>>>>

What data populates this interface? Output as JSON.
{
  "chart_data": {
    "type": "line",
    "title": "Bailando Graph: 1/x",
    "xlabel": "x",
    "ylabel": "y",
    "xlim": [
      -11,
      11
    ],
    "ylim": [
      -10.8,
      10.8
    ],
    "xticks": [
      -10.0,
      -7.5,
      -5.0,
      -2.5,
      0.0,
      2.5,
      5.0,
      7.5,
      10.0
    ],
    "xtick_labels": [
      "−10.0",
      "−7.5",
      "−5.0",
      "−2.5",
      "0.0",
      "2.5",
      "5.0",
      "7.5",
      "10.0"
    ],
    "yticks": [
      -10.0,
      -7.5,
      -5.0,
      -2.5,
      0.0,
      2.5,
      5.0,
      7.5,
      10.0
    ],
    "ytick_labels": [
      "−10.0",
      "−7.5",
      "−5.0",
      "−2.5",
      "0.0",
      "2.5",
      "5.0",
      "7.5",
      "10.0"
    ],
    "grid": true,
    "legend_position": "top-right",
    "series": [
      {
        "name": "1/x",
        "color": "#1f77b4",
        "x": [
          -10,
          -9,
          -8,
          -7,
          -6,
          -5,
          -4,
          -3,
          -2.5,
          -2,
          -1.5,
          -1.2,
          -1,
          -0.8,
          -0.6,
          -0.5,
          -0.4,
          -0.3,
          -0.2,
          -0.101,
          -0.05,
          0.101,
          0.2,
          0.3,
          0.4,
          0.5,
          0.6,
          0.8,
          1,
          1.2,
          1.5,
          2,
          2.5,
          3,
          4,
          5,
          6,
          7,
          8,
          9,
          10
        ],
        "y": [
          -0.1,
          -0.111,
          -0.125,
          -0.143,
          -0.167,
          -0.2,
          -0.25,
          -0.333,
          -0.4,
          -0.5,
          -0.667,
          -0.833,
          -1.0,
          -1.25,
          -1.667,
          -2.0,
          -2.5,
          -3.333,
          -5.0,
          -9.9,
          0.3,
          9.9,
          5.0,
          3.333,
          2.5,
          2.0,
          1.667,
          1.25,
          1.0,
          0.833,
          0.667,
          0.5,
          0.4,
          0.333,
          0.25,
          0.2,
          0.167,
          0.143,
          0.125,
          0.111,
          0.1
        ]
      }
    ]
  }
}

<<<<

#### Your objective
Return the entries above exactly as they appear.

#### Solution for this task
What data populates this interface? Output as JSON.
{
  "chart_data": {
    "type": "line",
    "title": "Bailando Graph: 1/x",
    "xlabel": "x",
    "ylabel": "y",
    "xlim": [
      -11,
      11
    ],
    "ylim": [
      -10.8,
      10.8
    ],
    "xticks": [
      -10.0,
      -7.5,
      -5.0,
      -2.5,
      0.0,
      2.5,
      5.0,
      7.5,
      10.0
    ],
    "xtick_labels": [
      "−10.0",
      "−7.5",
      "−5.0",
      "−2.5",
      "0.0",
      "2.5",
      "5.0",
      "7.5",
      "10.0"
    ],
    "yticks": [
      -10.0,
      -7.5,
      -5.0,
      -2.5,
      0.0,
      2.5,
      5.0,
      7.5,
      10.0
    ],
    "ytick_labels": [
      "−10.0",
      "−7.5",
      "−5.0",
      "−2.5",
      "0.0",
      "2.5",
      "5.0",
      "7.5",
      "10.0"
    ],
    "grid": true,
    "legend_position": "top-right",
    "series": [
      {
        "name": "1/x",
        "color": "#1f77b4",
        "x": [
          -10,
          -9,
          -8,
          -7,
          -6,
          -5,
          -4,
          -3,
          -2.5,
          -2,
          -1.5,
          -1.2,
          -1,
          -0.8,
          -0.6,
          -0.5,
          -0.4,
          -0.3,
          -0.2,
          -0.101,
          -0.05,
          0.101,
          0.2,
          0.3,
          0.4,
          0.5,
          0.6,
          0.8,
          1,
          1.2,
          1.5,
          2,
          2.5,
          3,
          4,
          5,
          6,
          7,
          8,
          9,
          10
        ],
        "y": [
          -0.1,
          -0.111,
          -0.125,
          -0.143,
          -0.167,
          -0.2,
          -0.25,
          -0.333,
          -0.4,
          -0.5,
          -0.667,
          -0.833,
          -1.0,
          -1.25,
          -1.667,
          -2.0,
          -2.5,
          -3.333,
          -5.0,
          -9.9,
          0.3,
          9.9,
          5.0,
          3.333,
          2.5,
          2.0,
          1.667,
          1.25,
          1.0,
          0.833,
          0.667,
          0.5,
          0.4,
          0.333,
          0.25,
          0.2,
          0.167,
          0.143,
          0.125,
          0.111,
          0.1
        ]
      }
    ]
  }
}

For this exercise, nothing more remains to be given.